-- Data entries --
# # #
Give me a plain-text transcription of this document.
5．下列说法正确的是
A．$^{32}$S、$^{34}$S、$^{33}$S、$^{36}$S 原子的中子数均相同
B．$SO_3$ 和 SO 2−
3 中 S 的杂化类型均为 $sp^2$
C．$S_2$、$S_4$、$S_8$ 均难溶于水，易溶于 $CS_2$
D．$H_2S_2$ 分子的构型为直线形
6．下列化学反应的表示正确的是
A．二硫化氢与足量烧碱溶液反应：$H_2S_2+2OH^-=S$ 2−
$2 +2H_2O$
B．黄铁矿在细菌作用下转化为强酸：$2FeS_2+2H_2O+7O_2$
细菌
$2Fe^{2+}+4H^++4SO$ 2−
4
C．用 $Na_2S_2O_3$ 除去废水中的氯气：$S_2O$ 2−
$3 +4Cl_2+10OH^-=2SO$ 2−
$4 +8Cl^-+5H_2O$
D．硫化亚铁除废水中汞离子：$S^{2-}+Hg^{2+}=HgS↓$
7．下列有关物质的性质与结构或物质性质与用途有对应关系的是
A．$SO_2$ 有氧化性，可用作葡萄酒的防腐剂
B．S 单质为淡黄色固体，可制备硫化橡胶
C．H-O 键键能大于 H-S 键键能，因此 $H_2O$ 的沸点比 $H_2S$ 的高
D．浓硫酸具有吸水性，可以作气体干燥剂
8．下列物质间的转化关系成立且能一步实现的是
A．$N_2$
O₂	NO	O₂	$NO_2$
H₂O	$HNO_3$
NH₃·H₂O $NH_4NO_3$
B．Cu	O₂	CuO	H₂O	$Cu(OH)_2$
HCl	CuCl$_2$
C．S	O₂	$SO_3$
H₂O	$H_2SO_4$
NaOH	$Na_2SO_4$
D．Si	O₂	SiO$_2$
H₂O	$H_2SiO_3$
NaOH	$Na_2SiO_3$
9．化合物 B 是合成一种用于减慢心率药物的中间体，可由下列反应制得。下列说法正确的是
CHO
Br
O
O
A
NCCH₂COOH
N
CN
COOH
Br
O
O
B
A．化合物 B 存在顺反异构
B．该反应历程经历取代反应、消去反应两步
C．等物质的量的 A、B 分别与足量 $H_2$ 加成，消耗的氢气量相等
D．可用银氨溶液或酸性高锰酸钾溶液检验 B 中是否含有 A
# # #
-- WHAT THE TASK REQUIRES --
In the entries above, find each line with the word "下列说法正确的是" and show it.

-- ANSWER TO THE EXERCISE --
5．下列说法正确的是
9．化合物 B 是合成一种用于减慢心率药物的中间体，可由下列反应制得。下列说法正确的是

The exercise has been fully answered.